──────── Exercise materials
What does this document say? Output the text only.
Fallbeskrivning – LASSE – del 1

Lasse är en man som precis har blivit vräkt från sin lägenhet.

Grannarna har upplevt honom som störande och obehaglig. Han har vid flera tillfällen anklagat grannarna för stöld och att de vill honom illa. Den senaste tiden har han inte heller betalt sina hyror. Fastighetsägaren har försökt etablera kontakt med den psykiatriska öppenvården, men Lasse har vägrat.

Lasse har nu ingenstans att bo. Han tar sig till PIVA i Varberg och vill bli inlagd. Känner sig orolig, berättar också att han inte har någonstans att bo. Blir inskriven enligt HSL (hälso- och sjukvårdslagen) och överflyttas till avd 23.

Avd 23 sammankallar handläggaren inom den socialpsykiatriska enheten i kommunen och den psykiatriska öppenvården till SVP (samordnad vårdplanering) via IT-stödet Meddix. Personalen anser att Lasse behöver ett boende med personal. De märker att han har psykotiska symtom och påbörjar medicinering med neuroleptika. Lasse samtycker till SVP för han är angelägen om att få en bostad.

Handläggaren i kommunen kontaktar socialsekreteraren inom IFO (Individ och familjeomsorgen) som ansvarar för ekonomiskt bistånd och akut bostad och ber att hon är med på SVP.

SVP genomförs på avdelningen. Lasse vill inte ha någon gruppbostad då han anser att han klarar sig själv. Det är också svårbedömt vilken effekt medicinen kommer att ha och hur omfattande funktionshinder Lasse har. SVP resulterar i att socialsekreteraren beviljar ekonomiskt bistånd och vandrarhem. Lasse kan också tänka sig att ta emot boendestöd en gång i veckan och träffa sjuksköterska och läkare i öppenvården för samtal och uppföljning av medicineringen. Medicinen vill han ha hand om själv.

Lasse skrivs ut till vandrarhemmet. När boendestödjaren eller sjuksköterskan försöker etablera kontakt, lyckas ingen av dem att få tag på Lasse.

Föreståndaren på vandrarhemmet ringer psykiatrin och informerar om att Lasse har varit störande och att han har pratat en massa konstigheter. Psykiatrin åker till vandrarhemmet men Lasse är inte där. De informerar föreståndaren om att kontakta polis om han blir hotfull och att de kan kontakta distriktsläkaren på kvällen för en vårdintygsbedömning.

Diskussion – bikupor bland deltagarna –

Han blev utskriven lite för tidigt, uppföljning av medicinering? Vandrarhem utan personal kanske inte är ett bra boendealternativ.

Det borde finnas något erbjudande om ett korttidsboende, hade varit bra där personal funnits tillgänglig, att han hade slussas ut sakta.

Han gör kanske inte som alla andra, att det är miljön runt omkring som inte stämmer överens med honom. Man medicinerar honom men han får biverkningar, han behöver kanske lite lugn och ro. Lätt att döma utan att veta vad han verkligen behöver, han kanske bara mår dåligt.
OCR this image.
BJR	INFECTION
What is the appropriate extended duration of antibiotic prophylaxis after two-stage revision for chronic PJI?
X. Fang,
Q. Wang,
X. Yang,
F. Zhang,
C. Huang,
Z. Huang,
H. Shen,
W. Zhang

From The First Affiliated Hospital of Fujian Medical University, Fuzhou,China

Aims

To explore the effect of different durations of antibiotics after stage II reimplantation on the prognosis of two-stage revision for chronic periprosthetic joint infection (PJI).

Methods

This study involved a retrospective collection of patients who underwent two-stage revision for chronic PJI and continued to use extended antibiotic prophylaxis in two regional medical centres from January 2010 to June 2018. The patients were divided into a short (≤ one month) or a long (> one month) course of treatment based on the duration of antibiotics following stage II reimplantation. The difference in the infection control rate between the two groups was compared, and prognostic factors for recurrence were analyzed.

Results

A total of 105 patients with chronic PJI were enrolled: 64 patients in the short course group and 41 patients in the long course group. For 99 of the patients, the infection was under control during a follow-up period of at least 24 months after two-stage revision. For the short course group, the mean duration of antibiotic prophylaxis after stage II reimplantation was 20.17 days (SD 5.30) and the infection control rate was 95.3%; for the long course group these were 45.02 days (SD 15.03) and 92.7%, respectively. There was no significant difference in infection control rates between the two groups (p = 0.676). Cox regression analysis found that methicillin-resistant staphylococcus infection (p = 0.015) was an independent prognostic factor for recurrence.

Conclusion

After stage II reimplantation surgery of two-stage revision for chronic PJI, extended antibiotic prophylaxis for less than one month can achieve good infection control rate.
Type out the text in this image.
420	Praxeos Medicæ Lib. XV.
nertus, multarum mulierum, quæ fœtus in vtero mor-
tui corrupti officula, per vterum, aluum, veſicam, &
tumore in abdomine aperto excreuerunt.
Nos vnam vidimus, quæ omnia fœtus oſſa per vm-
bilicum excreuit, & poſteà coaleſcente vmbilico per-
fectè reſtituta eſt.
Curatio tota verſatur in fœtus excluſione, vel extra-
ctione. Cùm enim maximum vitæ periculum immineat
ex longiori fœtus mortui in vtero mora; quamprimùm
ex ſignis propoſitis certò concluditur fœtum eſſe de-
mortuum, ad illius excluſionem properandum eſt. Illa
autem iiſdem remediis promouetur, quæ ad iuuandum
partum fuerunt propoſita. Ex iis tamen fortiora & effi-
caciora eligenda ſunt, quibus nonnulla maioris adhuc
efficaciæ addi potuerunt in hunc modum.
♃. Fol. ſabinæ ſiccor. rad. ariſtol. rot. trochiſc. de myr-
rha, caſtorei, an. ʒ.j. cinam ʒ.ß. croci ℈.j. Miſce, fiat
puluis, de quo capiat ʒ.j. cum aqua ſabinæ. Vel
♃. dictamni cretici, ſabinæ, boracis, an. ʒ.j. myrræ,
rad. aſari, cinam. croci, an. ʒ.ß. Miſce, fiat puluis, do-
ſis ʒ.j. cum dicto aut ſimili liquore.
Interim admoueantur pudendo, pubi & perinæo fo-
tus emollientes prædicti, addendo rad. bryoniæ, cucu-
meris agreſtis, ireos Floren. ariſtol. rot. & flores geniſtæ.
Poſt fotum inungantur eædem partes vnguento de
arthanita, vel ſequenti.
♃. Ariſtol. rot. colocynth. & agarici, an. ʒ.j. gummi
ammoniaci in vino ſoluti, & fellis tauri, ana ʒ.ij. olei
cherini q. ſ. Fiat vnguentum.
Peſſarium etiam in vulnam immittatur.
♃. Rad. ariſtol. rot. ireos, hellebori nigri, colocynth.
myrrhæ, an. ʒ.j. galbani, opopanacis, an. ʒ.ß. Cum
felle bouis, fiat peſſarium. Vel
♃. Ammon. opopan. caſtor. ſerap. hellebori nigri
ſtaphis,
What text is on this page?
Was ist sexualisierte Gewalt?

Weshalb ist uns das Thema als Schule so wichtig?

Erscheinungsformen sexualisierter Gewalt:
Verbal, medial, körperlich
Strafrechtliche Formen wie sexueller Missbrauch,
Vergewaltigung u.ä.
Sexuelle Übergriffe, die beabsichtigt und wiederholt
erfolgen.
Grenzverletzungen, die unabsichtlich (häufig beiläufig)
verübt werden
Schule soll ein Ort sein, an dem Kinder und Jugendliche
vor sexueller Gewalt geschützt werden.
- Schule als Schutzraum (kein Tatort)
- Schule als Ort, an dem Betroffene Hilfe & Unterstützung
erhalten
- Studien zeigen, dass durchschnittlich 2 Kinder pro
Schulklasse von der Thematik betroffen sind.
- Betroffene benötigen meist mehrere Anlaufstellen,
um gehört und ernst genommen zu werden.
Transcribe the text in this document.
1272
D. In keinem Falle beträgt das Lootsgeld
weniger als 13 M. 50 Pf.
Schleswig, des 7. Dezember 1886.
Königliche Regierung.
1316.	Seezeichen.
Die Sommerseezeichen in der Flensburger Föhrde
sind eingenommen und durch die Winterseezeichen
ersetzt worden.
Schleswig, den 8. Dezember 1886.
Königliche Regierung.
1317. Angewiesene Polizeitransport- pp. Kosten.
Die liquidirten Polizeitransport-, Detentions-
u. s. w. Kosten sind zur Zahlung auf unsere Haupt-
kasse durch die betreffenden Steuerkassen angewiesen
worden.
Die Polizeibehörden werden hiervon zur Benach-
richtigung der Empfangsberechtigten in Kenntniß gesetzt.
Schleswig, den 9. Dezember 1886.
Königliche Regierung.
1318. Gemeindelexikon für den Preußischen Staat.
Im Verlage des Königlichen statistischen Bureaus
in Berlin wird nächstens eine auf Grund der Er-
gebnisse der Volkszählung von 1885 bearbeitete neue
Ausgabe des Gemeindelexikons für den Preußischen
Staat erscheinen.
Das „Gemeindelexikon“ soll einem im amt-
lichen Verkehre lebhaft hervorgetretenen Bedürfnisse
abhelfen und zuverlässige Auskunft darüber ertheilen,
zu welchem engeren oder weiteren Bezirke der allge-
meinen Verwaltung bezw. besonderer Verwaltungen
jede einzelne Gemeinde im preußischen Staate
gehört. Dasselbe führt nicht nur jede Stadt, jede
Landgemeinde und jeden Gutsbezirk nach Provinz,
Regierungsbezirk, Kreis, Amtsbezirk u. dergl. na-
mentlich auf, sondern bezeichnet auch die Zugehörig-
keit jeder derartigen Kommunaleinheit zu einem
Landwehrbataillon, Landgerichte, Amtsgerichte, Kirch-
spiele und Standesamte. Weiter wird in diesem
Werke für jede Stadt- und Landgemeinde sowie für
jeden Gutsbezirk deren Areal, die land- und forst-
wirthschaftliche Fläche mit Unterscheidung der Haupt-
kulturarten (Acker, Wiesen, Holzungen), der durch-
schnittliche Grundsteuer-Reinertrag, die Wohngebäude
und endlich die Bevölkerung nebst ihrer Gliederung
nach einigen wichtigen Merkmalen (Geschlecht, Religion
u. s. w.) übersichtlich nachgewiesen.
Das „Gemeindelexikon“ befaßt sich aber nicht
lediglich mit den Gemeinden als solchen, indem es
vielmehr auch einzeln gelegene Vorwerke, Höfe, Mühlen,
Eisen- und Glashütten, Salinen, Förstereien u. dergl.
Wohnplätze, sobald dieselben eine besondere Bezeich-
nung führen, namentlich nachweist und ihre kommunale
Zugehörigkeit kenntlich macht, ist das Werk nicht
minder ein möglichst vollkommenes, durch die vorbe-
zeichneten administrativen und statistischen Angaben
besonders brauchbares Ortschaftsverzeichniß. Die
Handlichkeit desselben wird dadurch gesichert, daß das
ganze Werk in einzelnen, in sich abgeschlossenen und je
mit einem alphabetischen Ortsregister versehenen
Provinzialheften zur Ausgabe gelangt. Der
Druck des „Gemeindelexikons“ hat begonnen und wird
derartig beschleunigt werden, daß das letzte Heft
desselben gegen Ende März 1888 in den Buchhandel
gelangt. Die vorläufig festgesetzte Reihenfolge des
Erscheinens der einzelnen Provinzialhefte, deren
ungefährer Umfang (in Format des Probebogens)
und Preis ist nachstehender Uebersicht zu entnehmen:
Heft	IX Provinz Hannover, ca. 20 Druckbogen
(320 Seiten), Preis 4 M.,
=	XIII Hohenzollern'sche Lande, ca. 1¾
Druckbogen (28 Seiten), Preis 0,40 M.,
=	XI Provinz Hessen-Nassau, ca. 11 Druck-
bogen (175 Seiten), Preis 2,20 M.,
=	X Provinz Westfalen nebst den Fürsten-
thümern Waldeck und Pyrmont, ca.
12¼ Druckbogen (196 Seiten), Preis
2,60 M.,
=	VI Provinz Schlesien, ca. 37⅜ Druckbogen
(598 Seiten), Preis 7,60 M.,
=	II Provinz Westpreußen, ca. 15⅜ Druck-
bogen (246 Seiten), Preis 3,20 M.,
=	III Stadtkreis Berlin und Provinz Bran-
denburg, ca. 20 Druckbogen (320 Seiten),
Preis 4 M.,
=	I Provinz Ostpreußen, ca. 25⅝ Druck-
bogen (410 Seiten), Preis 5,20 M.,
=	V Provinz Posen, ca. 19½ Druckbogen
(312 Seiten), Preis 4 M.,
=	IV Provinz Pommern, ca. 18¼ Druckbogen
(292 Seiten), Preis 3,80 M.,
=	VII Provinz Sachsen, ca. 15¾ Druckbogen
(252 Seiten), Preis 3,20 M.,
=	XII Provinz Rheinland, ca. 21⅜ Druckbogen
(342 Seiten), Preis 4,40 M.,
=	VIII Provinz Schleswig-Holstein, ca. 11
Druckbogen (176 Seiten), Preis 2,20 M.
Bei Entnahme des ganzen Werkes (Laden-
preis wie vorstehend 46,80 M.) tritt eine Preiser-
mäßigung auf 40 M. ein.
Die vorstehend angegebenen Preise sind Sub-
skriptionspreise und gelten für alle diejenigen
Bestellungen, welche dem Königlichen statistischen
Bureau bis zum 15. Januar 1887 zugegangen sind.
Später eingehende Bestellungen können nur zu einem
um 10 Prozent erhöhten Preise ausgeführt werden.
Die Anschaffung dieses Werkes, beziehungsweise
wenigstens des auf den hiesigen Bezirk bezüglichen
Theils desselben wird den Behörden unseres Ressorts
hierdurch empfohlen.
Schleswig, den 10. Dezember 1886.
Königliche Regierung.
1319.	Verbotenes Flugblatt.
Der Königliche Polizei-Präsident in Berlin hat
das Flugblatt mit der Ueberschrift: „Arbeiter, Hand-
────────────────
> Task to carry out:
What is needed is each line of the entries that contains the word "Dezember".

> Answer:
Schleswig, des 7. Dezember 1886.
Schleswig, den 8. Dezember 1886.
Schleswig, den 9. Dezember 1886.
Schleswig, den 10. Dezember 1886.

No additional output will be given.